- STATED PROBLEM -
Please format the rows below as a JSON list of strings, one string per line and no blank lines, starting at the line containing "Identify all the" and ending at the line containing "- legend: หลังคาเมทัลชีท". Include only those lines.

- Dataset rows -
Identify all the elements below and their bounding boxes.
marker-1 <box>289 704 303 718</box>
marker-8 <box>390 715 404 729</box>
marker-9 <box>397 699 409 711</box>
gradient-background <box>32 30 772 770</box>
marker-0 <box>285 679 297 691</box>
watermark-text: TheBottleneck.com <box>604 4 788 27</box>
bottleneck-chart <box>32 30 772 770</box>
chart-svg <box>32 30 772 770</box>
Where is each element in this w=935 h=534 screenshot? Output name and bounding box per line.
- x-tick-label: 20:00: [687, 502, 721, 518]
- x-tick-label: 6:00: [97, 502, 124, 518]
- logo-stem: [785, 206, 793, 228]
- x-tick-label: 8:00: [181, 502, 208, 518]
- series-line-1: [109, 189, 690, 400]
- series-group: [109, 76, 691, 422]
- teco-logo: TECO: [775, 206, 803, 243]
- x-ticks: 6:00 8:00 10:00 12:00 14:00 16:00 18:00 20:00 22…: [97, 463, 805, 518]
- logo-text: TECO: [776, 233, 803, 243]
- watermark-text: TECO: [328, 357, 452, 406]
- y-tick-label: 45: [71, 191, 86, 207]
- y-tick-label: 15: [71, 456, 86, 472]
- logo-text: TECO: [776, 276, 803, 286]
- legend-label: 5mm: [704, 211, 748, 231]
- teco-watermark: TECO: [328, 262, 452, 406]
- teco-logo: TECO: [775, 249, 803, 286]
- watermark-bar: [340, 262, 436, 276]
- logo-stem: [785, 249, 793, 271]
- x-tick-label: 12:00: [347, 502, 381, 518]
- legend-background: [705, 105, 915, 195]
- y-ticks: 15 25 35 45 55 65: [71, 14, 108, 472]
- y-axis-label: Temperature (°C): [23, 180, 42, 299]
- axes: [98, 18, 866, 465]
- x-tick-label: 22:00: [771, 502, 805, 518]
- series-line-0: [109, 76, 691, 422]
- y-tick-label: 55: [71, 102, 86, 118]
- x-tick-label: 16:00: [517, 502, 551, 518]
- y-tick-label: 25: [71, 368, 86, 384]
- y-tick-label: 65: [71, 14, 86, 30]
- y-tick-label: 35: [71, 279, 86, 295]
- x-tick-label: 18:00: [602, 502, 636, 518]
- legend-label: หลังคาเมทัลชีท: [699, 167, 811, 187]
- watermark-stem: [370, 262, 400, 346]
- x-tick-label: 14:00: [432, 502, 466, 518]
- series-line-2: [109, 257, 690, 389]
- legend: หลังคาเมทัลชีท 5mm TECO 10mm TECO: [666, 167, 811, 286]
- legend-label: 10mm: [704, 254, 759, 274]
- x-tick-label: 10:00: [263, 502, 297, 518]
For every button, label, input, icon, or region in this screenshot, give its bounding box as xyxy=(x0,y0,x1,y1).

* * *

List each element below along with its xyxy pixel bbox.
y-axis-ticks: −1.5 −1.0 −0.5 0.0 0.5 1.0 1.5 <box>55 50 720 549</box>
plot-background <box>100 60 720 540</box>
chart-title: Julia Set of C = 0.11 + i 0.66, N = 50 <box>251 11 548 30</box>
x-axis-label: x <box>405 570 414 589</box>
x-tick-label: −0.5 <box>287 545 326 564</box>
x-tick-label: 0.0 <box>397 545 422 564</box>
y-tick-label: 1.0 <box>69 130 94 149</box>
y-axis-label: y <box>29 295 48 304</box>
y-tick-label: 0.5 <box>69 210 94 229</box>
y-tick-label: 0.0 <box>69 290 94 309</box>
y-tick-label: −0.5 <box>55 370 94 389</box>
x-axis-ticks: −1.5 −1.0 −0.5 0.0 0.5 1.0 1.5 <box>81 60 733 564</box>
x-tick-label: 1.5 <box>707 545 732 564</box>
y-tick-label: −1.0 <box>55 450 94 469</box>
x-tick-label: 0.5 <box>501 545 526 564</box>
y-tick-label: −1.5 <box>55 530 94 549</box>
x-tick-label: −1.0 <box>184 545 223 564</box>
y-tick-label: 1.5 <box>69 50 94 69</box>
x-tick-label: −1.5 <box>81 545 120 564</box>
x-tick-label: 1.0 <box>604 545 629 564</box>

- REPLY TO THE EXERCISE -
[
  "Identify all the elements below and their bounding boxes.",
  "marker-1 <box>289 704 303 718</box>",
  "marker-8 <box>390 715 404 729</box>",
  "marker-9 <box>397 699 409 711</box>",
  "gradient-background <box>32 30 772 770</box>",
  "marker-0 <box>285 679 297 691</box>",
  "watermark-text: TheBottleneck.com <box>604 4 788 27</box>",
  "bottleneck-chart <box>32 30 772 770</box>",
  "chart-svg <box>32 30 772 770</box>",
  "Where is each element in this w=935 h=534 screenshot? Output name and bounding box per line.",
  "- x-tick-label: 20:00: [687, 502, 721, 518]",
  "- x-tick-label: 6:00: [97, 502, 124, 518]",
  "- logo-stem: [785, 206, 793, 228]",
  "- x-tick-label: 8:00: [181, 502, 208, 518]",
  "- series-line-1: [109, 189, 690, 400]",
  "- series-group: [109, 76, 691, 422]",
  "- teco-logo: TECO: [775, 206, 803, 243]",
  "- x-ticks: 6:00 8:00 10:00 12:00 14:00 16:00 18:00 20:00 22…: [97, 463, 805, 518]",
  "- logo-text: TECO: [776, 233, 803, 243]",
  "- watermark-text: TECO: [328, 357, 452, 406]",
  "- y-tick-label: 45: [71, 191, 86, 207]",
  "- y-tick-label: 15: [71, 456, 86, 472]",
  "- logo-text: TECO: [776, 276, 803, 286]",
  "- legend-label: 5mm: [704, 211, 748, 231]",
  "- teco-watermark: TECO: [328, 262, 452, 406]",
  "- teco-logo: TECO: [775, 249, 803, 286]",
  "- watermark-bar: [340, 262, 436, 276]",
  "- logo-stem: [785, 249, 793, 271]",
  "- x-tick-label: 12:00: [347, 502, 381, 518]",
  "- legend-background: [705, 105, 915, 195]",
  "- y-ticks: 15 25 35 45 55 65: [71, 14, 108, 472]",
  "- y-axis-label: Temperature (°C): [23, 180, 42, 299]",
  "- axes: [98, 18, 866, 465]",
  "- x-tick-label: 22:00: [771, 502, 805, 518]",
  "- series-line-0: [109, 76, 691, 422]",
  "- y-tick-label: 55: [71, 102, 86, 118]",
  "- x-tick-label: 16:00: [517, 502, 551, 518]",
  "- y-tick-label: 25: [71, 368, 86, 384]",
  "- y-tick-label: 65: [71, 14, 86, 30]",
  "- y-tick-label: 35: [71, 279, 86, 295]",
  "- x-tick-label: 18:00: [602, 502, 636, 518]",
  "- legend-label: หลังคาเมทัลชีท: [699, 167, 811, 187]",
  "- watermark-stem: [370, 262, 400, 346]",
  "- x-tick-label: 14:00: [432, 502, 466, 518]",
  "- series-line-2: [109, 257, 690, 389]",
  "- legend: หลังคาเมทัลชีท 5mm TECO 10mm TECO: [666, 167, 811, 286]"
]